● What you will do
Reproduce every line of the records below verbatim, from the first to the last.

● Input data
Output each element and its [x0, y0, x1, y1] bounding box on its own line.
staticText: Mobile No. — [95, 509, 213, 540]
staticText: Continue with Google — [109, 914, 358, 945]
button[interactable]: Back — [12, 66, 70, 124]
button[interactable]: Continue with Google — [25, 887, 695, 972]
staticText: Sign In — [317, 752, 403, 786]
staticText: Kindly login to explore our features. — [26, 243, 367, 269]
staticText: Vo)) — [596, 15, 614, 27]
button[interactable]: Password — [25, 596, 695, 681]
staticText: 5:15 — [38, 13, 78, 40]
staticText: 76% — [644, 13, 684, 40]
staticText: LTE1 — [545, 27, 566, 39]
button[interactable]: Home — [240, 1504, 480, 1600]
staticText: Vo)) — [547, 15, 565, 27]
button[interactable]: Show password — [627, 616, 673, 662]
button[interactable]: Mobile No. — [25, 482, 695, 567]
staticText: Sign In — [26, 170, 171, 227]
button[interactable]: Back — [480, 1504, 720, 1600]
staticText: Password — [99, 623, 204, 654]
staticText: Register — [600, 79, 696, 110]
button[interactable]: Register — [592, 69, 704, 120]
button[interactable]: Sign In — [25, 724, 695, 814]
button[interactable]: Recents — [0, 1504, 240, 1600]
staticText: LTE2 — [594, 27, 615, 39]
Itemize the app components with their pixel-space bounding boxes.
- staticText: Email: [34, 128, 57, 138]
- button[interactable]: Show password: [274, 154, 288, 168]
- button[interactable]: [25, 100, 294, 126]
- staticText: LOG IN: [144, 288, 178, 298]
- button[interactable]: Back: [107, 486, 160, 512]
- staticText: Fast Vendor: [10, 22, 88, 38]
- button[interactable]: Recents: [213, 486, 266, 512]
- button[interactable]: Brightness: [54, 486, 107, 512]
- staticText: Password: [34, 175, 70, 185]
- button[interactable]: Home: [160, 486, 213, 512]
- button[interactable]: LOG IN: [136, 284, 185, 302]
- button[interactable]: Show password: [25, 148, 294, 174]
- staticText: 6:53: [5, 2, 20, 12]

● Written reply
Output each element and its [x0, y0, x1, y1] bounding box on its own line.
staticText: Mobile No. — [95, 509, 213, 540]
staticText: Continue with Google — [109, 914, 358, 945]
button[interactable]: Back — [12, 66, 70, 124]
button[interactable]: Continue with Google — [25, 887, 695, 972]
staticText: Sign In — [317, 752, 403, 786]
staticText: Kindly login to explore our features. — [26, 243, 367, 269]
staticText: Vo)) — [596, 15, 614, 27]
button[interactable]: Password — [25, 596, 695, 681]
staticText: 5:15 — [38, 13, 78, 40]
staticText: 76% — [644, 13, 684, 40]
staticText: LTE1 — [545, 27, 566, 39]
button[interactable]: Home — [240, 1504, 480, 1600]
staticText: Vo)) — [547, 15, 565, 27]
button[interactable]: Show password — [627, 616, 673, 662]
button[interactable]: Mobile No. — [25, 482, 695, 567]
staticText: Sign In — [26, 170, 171, 227]
button[interactable]: Back — [480, 1504, 720, 1600]
staticText: Password — [99, 623, 204, 654]
staticText: Register — [600, 79, 696, 110]
button[interactable]: Register — [592, 69, 704, 120]
button[interactable]: Sign In — [25, 724, 695, 814]
button[interactable]: Recents — [0, 1504, 240, 1600]
staticText: LTE2 — [594, 27, 615, 39]
Itemize the app components with their pixel-space bounding boxes.
- staticText: Email: [34, 128, 57, 138]
- button[interactable]: Show password: [274, 154, 288, 168]
- button[interactable]: [25, 100, 294, 126]
- staticText: LOG IN: [144, 288, 178, 298]
- button[interactable]: Back: [107, 486, 160, 512]
- staticText: Fast Vendor: [10, 22, 88, 38]
- button[interactable]: Recents: [213, 486, 266, 512]
- button[interactable]: Brightness: [54, 486, 107, 512]
- staticText: Password: [34, 175, 70, 185]
- button[interactable]: Home: [160, 486, 213, 512]
- button[interactable]: LOG IN: [136, 284, 185, 302]
- button[interactable]: Show password: [25, 148, 294, 174]
- staticText: 6:53: [5, 2, 20, 12]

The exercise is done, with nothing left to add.